Data supplied:
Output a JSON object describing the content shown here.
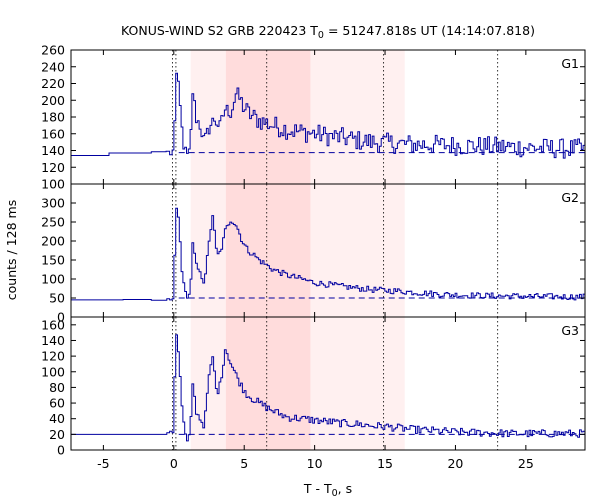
{
  "chart_data": {
    "type": "line",
    "title": {
      "prefix": "KONUS-WIND S2 GRB 220423 T",
      "sub": "0",
      "suffix": " = 51247.818s UT (14:14:07.818)"
    },
    "xlabel": {
      "prefix": "T - T",
      "sub": "0",
      "suffix": ", s"
    },
    "ylabel": "counts / 128 ms",
    "xlim": [
      -7.3,
      29.2
    ],
    "xticks": [
      -5,
      0,
      5,
      10,
      15,
      20,
      25
    ],
    "xtick_labels": [
      "-5",
      "0",
      "5",
      "10",
      "15",
      "20",
      "25"
    ],
    "shaded_regions": [
      {
        "x0": 1.2,
        "x1": 16.4,
        "color": "#fff0f0"
      },
      {
        "x0": 3.7,
        "x1": 9.7,
        "color": "#ffdcdc"
      }
    ],
    "vertical_dotted_lines": [
      -0.1,
      0.15,
      6.6,
      14.9,
      23.0
    ],
    "line_color": "#0000a0",
    "panels": [
      {
        "name": "G1",
        "ylim": [
          100,
          260
        ],
        "yticks": [
          100,
          120,
          140,
          160,
          180,
          200,
          220,
          240,
          260
        ],
        "ytick_labels": [
          "100",
          "120",
          "140",
          "160",
          "180",
          "200",
          "220",
          "240",
          "260"
        ],
        "background": 137.5,
        "pre_level": 134,
        "pre_steps": [
          [
            -7.3,
            134
          ],
          [
            -4.6,
            137
          ],
          [
            -1.6,
            138.5
          ],
          [
            -0.55,
            139
          ],
          [
            -0.3,
            135
          ]
        ],
        "key_points": [
          [
            -0.12,
            138
          ],
          [
            0.0,
            175
          ],
          [
            0.12,
            232
          ],
          [
            0.3,
            210
          ],
          [
            0.5,
            168
          ],
          [
            0.7,
            140
          ],
          [
            0.9,
            133
          ],
          [
            1.1,
            138
          ],
          [
            1.3,
            215
          ],
          [
            1.5,
            180
          ],
          [
            1.8,
            170
          ],
          [
            2.1,
            150
          ],
          [
            2.4,
            165
          ],
          [
            2.8,
            178
          ],
          [
            3.2,
            168
          ],
          [
            3.6,
            190
          ],
          [
            4.0,
            185
          ],
          [
            4.4,
            210
          ],
          [
            4.8,
            195
          ],
          [
            5.2,
            185
          ],
          [
            5.6,
            180
          ],
          [
            6.0,
            176
          ],
          [
            7.0,
            170
          ],
          [
            8.0,
            165
          ],
          [
            9.0,
            162
          ],
          [
            10.0,
            160
          ],
          [
            11.0,
            157
          ],
          [
            12.0,
            155
          ],
          [
            13.0,
            152
          ],
          [
            14.0,
            150
          ],
          [
            15.0,
            149
          ],
          [
            16.0,
            148
          ],
          [
            17.0,
            147
          ],
          [
            18.0,
            147
          ],
          [
            20.0,
            146
          ],
          [
            22.0,
            145
          ],
          [
            24.0,
            144
          ],
          [
            26.0,
            143
          ],
          [
            28.0,
            142
          ],
          [
            29.2,
            142
          ]
        ],
        "noise": 12
      },
      {
        "name": "G2",
        "ylim": [
          0,
          350
        ],
        "yticks": [
          0,
          50,
          100,
          150,
          200,
          250,
          300
        ],
        "ytick_labels": [
          "0",
          "50",
          "100",
          "150",
          "200",
          "250",
          "300"
        ],
        "background": 50,
        "pre_level": 45,
        "pre_steps": [
          [
            -7.3,
            45
          ],
          [
            -3.6,
            46
          ],
          [
            -1.6,
            44
          ],
          [
            -0.5,
            48
          ],
          [
            -0.3,
            45
          ]
        ],
        "key_points": [
          [
            -0.12,
            50
          ],
          [
            0.0,
            150
          ],
          [
            0.12,
            288
          ],
          [
            0.3,
            255
          ],
          [
            0.5,
            130
          ],
          [
            0.7,
            70
          ],
          [
            0.9,
            55
          ],
          [
            1.1,
            60
          ],
          [
            1.3,
            200
          ],
          [
            1.5,
            140
          ],
          [
            1.8,
            115
          ],
          [
            2.1,
            90
          ],
          [
            2.4,
            185
          ],
          [
            2.7,
            270
          ],
          [
            3.0,
            160
          ],
          [
            3.3,
            175
          ],
          [
            3.6,
            230
          ],
          [
            4.0,
            255
          ],
          [
            4.4,
            240
          ],
          [
            4.8,
            200
          ],
          [
            5.2,
            175
          ],
          [
            5.6,
            165
          ],
          [
            6.0,
            150
          ],
          [
            7.0,
            125
          ],
          [
            8.0,
            110
          ],
          [
            9.0,
            100
          ],
          [
            10.0,
            90
          ],
          [
            11.0,
            85
          ],
          [
            12.0,
            80
          ],
          [
            13.0,
            76
          ],
          [
            14.0,
            72
          ],
          [
            15.0,
            70
          ],
          [
            16.0,
            68
          ],
          [
            17.0,
            65
          ],
          [
            18.0,
            62
          ],
          [
            20.0,
            58
          ],
          [
            22.0,
            56
          ],
          [
            24.0,
            55
          ],
          [
            26.0,
            54
          ],
          [
            28.0,
            53
          ],
          [
            29.2,
            53
          ]
        ],
        "noise": 8
      },
      {
        "name": "G3",
        "ylim": [
          0,
          170
        ],
        "yticks": [
          0,
          20,
          40,
          60,
          80,
          100,
          120,
          140,
          160
        ],
        "ytick_labels": [
          "0",
          "20",
          "40",
          "60",
          "80",
          "100",
          "120",
          "140",
          "160"
        ],
        "background": 20,
        "pre_level": 20,
        "pre_steps": [
          [
            -7.3,
            20
          ],
          [
            -4.6,
            20
          ],
          [
            -1.6,
            20
          ],
          [
            -0.5,
            22
          ],
          [
            -0.3,
            24
          ]
        ],
        "key_points": [
          [
            -0.12,
            24
          ],
          [
            0.0,
            90
          ],
          [
            0.12,
            152
          ],
          [
            0.3,
            120
          ],
          [
            0.5,
            60
          ],
          [
            0.7,
            25
          ],
          [
            0.9,
            10
          ],
          [
            1.1,
            20
          ],
          [
            1.3,
            90
          ],
          [
            1.5,
            50
          ],
          [
            1.8,
            40
          ],
          [
            2.1,
            30
          ],
          [
            2.4,
            90
          ],
          [
            2.7,
            120
          ],
          [
            3.0,
            70
          ],
          [
            3.3,
            90
          ],
          [
            3.6,
            130
          ],
          [
            4.0,
            110
          ],
          [
            4.4,
            95
          ],
          [
            4.8,
            80
          ],
          [
            5.2,
            70
          ],
          [
            5.6,
            65
          ],
          [
            6.0,
            60
          ],
          [
            7.0,
            50
          ],
          [
            8.0,
            42
          ],
          [
            9.0,
            40
          ],
          [
            10.0,
            38
          ],
          [
            11.0,
            36
          ],
          [
            12.0,
            34
          ],
          [
            13.0,
            33
          ],
          [
            14.0,
            31
          ],
          [
            15.0,
            30
          ],
          [
            16.0,
            28
          ],
          [
            17.0,
            26
          ],
          [
            18.0,
            25
          ],
          [
            20.0,
            23
          ],
          [
            22.0,
            22
          ],
          [
            24.0,
            21
          ],
          [
            26.0,
            21
          ],
          [
            28.0,
            21
          ],
          [
            29.2,
            21
          ]
        ],
        "noise": 5
      }
    ]
  }
}
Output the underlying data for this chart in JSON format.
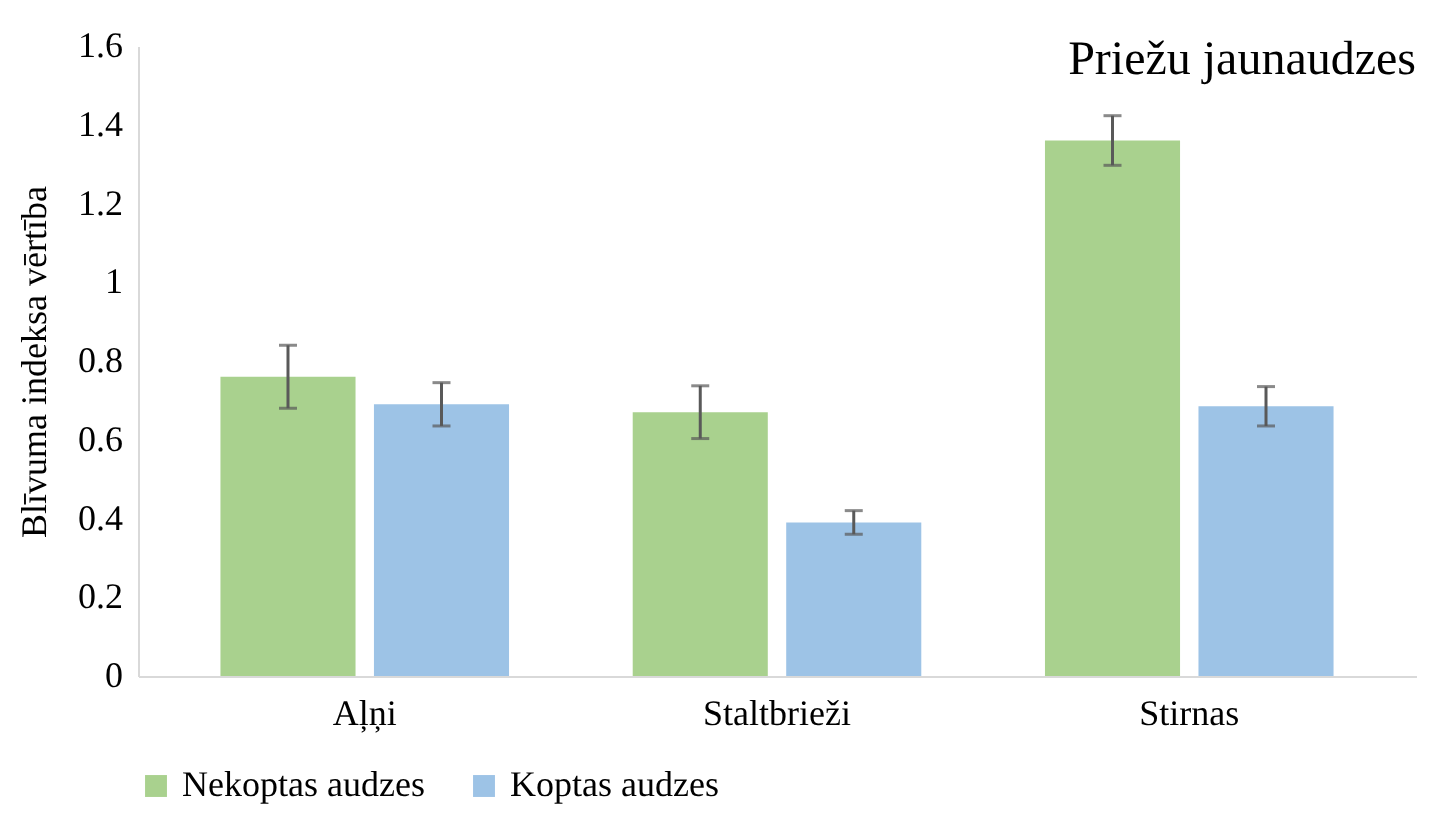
{
  "chart_data": {
    "type": "bar",
    "title": "Priežu jaunaudzes",
    "ylabel": "Blīvuma indeksa vērtība",
    "categories": [
      "Aļņi",
      "Staltbrieži",
      "Stirnas"
    ],
    "series": [
      {
        "name": "Nekoptas audzes",
        "color": "#a9d18e",
        "values": [
          0.76,
          0.67,
          1.36
        ],
        "errors": [
          0.08,
          0.067,
          0.063
        ]
      },
      {
        "name": "Koptas audzes",
        "color": "#9dc3e6",
        "values": [
          0.69,
          0.39,
          0.685
        ],
        "errors": [
          0.055,
          0.03,
          0.05
        ]
      }
    ],
    "ylim": [
      0,
      1.6
    ],
    "yticks": [
      0,
      0.2,
      0.4,
      0.6,
      0.8,
      1,
      1.2,
      1.4,
      1.6
    ],
    "grid": false,
    "legend": "bottom"
  }
}
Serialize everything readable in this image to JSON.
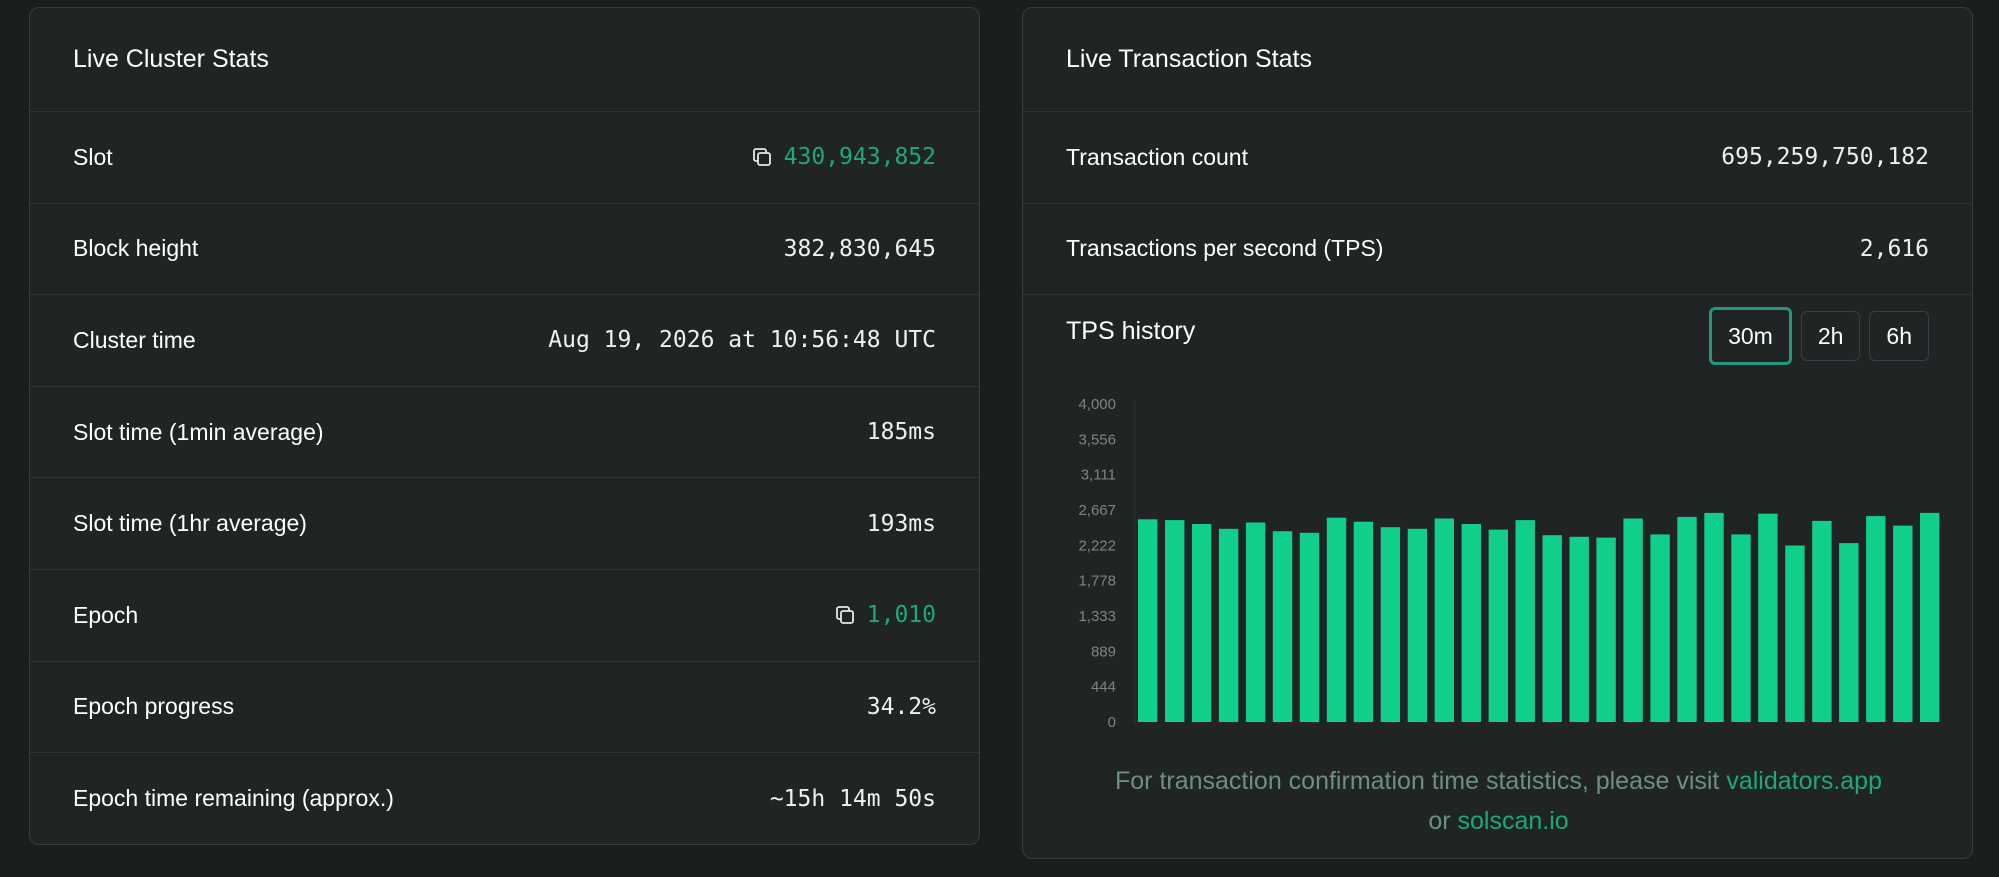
{
  "cluster": {
    "title": "Live Cluster Stats",
    "rows": [
      {
        "label": "Slot",
        "value": "430,943,852"
      },
      {
        "label": "Block height",
        "value": "382,830,645"
      },
      {
        "label": "Cluster time",
        "value": "Aug 19, 2026 at 10:56:48 UTC"
      },
      {
        "label": "Slot time (1min average)",
        "value": "185ms"
      },
      {
        "label": "Slot time (1hr average)",
        "value": "193ms"
      },
      {
        "label": "Epoch",
        "value": "1,010"
      },
      {
        "label": "Epoch progress",
        "value": "34.2%"
      },
      {
        "label": "Epoch time remaining (approx.)",
        "value": "~15h 14m 50s"
      }
    ]
  },
  "transactions": {
    "title": "Live Transaction Stats",
    "rows": [
      {
        "label": "Transaction count",
        "value": "695,259,750,182"
      },
      {
        "label": "Transactions per second (TPS)",
        "value": "2,616"
      }
    ],
    "tps_history_title": "TPS history",
    "ranges": [
      "30m",
      "2h",
      "6h"
    ],
    "active_range": "30m",
    "footnote": {
      "text_before": "For transaction confirmation time statistics, please visit ",
      "link1": "validators.app",
      "text_middle": " or ",
      "link2": "solscan.io"
    }
  },
  "colors": {
    "accent": "#1ea87a",
    "bar": "#0fcf8a",
    "card_bg": "#202425",
    "page_bg": "#1a1e1e"
  },
  "icons": {
    "copy": "copy-icon"
  },
  "chart_data": {
    "type": "bar",
    "title": "TPS history",
    "ylim": [
      0,
      4000
    ],
    "y_ticks": [
      0,
      444,
      889,
      1333,
      1778,
      2222,
      2667,
      3111,
      3556,
      4000
    ],
    "y_tick_labels": [
      "0",
      "444",
      "889",
      "1,333",
      "1,778",
      "2,222",
      "2,667",
      "3,111",
      "3,556",
      "4,000"
    ],
    "grid": false,
    "values": [
      2550,
      2540,
      2490,
      2430,
      2510,
      2400,
      2380,
      2570,
      2520,
      2450,
      2430,
      2560,
      2490,
      2420,
      2540,
      2350,
      2330,
      2320,
      2560,
      2360,
      2580,
      2630,
      2360,
      2620,
      2220,
      2530,
      2250,
      2590,
      2470,
      2630
    ]
  }
}
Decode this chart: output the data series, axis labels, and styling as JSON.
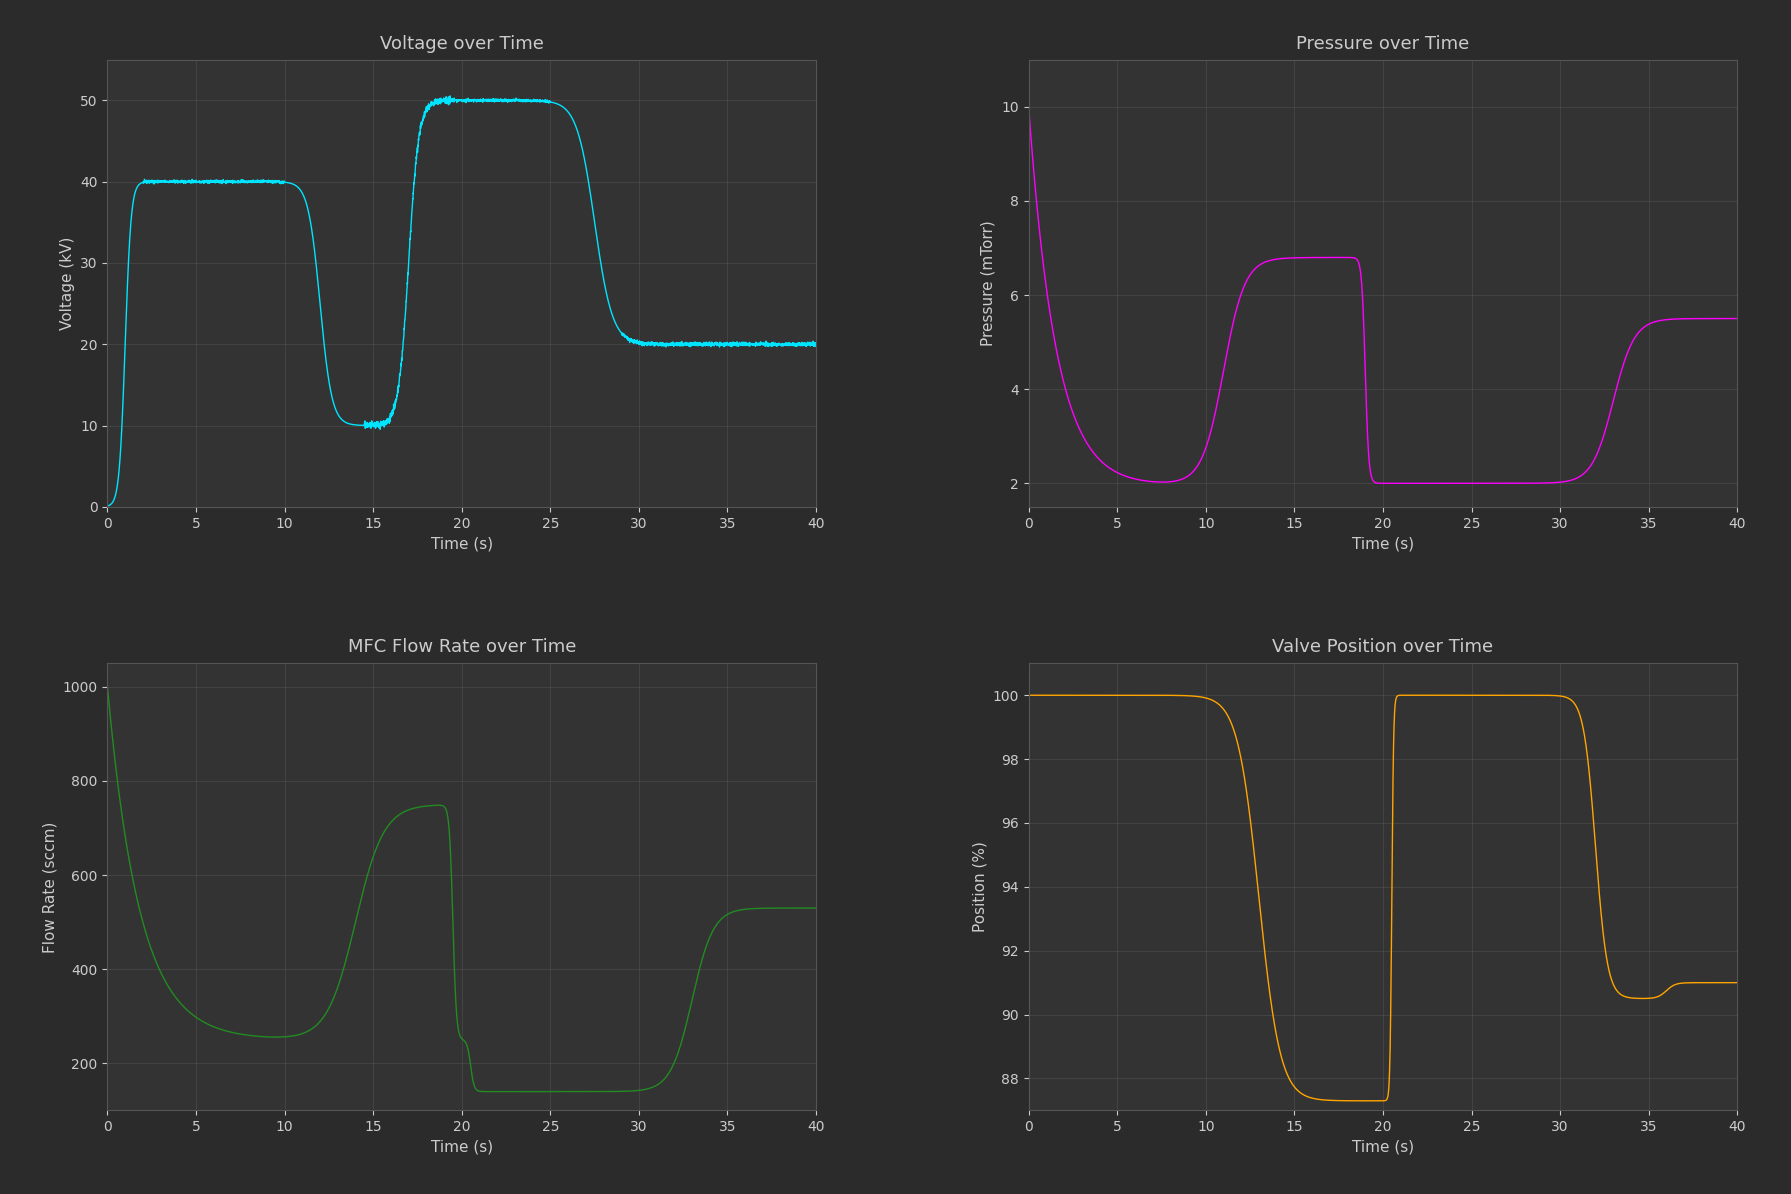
{
  "background_color": "#2b2b2b",
  "axes_background": "#333333",
  "grid_color": "#555555",
  "text_color": "#cccccc",
  "title_fontsize": 13,
  "label_fontsize": 11,
  "tick_fontsize": 10,
  "voltage": {
    "title": "Voltage over Time",
    "ylabel": "Voltage (kV)",
    "xlabel": "Time (s)",
    "color": "#00e5ff",
    "xlim": [
      0,
      40
    ],
    "ylim": [
      0,
      55
    ],
    "yticks": [
      0,
      10,
      20,
      30,
      40,
      50
    ]
  },
  "pressure": {
    "title": "Pressure over Time",
    "ylabel": "Pressure (mTorr)",
    "xlabel": "Time (s)",
    "color": "#ff00ff",
    "xlim": [
      0,
      40
    ],
    "ylim": [
      1.5,
      11
    ],
    "yticks": [
      2,
      4,
      6,
      8,
      10
    ]
  },
  "flow": {
    "title": "MFC Flow Rate over Time",
    "ylabel": "Flow Rate (sccm)",
    "xlabel": "Time (s)",
    "color": "#228B22",
    "xlim": [
      0,
      40
    ],
    "ylim": [
      100,
      1050
    ],
    "yticks": [
      200,
      400,
      600,
      800,
      1000
    ]
  },
  "valve": {
    "title": "Valve Position over Time",
    "ylabel": "Position (%)",
    "xlabel": "Time (s)",
    "color": "#FFA500",
    "xlim": [
      0,
      40
    ],
    "ylim": [
      87,
      101
    ],
    "yticks": [
      88,
      90,
      92,
      94,
      96,
      98,
      100
    ]
  }
}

Written problem:
Return only the number of lines in the data that contain "Epoch".

The reply:
3